== PROVIDED ENTRIES ==
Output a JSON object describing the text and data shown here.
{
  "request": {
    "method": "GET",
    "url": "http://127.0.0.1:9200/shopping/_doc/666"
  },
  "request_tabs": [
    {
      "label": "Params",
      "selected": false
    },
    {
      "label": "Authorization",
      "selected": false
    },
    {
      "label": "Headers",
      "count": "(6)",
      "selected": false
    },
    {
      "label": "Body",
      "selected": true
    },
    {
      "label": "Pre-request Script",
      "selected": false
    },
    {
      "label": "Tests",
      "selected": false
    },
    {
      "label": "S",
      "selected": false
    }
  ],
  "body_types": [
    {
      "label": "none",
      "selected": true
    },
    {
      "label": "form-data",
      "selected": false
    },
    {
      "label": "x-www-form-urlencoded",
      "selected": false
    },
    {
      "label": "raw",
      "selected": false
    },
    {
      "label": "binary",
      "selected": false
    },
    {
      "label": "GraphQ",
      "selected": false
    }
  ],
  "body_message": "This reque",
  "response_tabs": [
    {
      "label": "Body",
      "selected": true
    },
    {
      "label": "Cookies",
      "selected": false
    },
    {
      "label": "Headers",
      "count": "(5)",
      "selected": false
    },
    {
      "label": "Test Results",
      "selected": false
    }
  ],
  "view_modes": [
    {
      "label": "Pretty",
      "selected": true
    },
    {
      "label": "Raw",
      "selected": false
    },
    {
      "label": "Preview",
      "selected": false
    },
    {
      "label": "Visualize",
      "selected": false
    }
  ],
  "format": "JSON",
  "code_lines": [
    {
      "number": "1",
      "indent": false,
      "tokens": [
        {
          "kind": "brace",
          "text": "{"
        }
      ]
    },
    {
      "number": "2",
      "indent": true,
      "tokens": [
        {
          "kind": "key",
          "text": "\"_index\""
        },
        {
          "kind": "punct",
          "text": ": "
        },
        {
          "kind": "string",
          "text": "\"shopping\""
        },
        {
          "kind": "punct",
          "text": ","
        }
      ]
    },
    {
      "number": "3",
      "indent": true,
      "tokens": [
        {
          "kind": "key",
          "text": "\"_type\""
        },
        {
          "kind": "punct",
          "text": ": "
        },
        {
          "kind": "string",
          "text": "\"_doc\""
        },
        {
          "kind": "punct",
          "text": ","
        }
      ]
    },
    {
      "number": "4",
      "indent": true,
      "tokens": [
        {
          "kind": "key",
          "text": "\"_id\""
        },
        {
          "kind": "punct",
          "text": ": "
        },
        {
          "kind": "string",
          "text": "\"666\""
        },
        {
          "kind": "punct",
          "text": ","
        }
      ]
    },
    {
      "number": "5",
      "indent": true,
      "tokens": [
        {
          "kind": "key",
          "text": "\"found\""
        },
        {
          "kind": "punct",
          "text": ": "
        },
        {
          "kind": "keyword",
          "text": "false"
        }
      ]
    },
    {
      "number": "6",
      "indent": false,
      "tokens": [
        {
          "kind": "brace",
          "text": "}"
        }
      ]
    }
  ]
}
===
WORK INSTRUCTIONS
Print every line of the records exactly. Omit nothing.

FULL OUTPUT
Output a JSON object describing the text and data shown here.
{
  "request": {
    "method": "GET",
    "url": "http://127.0.0.1:9200/shopping/_doc/666"
  },
  "request_tabs": [
    {
      "label": "Params",
      "selected": false
    },
    {
      "label": "Authorization",
      "selected": false
    },
    {
      "label": "Headers",
      "count": "(6)",
      "selected": false
    },
    {
      "label": "Body",
      "selected": true
    },
    {
      "label": "Pre-request Script",
      "selected": false
    },
    {
      "label": "Tests",
      "selected": false
    },
    {
      "label": "S",
      "selected": false
    }
  ],
  "body_types": [
    {
      "label": "none",
      "selected": true
    },
    {
      "label": "form-data",
      "selected": false
    },
    {
      "label": "x-www-form-urlencoded",
      "selected": false
    },
    {
      "label": "raw",
      "selected": false
    },
    {
      "label": "binary",
      "selected": false
    },
    {
      "label": "GraphQ",
      "selected": false
    }
  ],
  "body_message": "This reque",
  "response_tabs": [
    {
      "label": "Body",
      "selected": true
    },
    {
      "label": "Cookies",
      "selected": false
    },
    {
      "label": "Headers",
      "count": "(5)",
      "selected": false
    },
    {
      "label": "Test Results",
      "selected": false
    }
  ],
  "view_modes": [
    {
      "label": "Pretty",
      "selected": true
    },
    {
      "label": "Raw",
      "selected": false
    },
    {
      "label": "Preview",
      "selected": false
    },
    {
      "label": "Visualize",
      "selected": false
    }
  ],
  "format": "JSON",
  "code_lines": [
    {
      "number": "1",
      "indent": false,
      "tokens": [
        {
          "kind": "brace",
          "text": "{"
        }
      ]
    },
    {
      "number": "2",
      "indent": true,
      "tokens": [
        {
          "kind": "key",
          "text": "\"_index\""
        },
        {
          "kind": "punct",
          "text": ": "
        },
        {
          "kind": "string",
          "text": "\"shopping\""
        },
        {
          "kind": "punct",
          "text": ","
        }
      ]
    },
    {
      "number": "3",
      "indent": true,
      "tokens": [
        {
          "kind": "key",
          "text": "\"_type\""
        },
        {
          "kind": "punct",
          "text": ": "
        },
        {
          "kind": "string",
          "text": "\"_doc\""
        },
        {
          "kind": "punct",
          "text": ","
        }
      ]
    },
    {
      "number": "4",
      "indent": true,
      "tokens": [
        {
          "kind": "key",
          "text": "\"_id\""
        },
        {
          "kind": "punct",
          "text": ": "
        },
        {
          "kind": "string",
          "text": "\"666\""
        },
        {
          "kind": "punct",
          "text": ","
        }
      ]
    },
    {
      "number": "5",
      "indent": true,
      "tokens": [
        {
          "kind": "key",
          "text": "\"found\""
        },
        {
          "kind": "punct",
          "text": ": "
        },
        {
          "kind": "keyword",
          "text": "false"
        }
      ]
    },
    {
      "number": "6",
      "indent": false,
      "tokens": [
        {
          "kind": "brace",
          "text": "}"
        }
      ]
    }
  ]
}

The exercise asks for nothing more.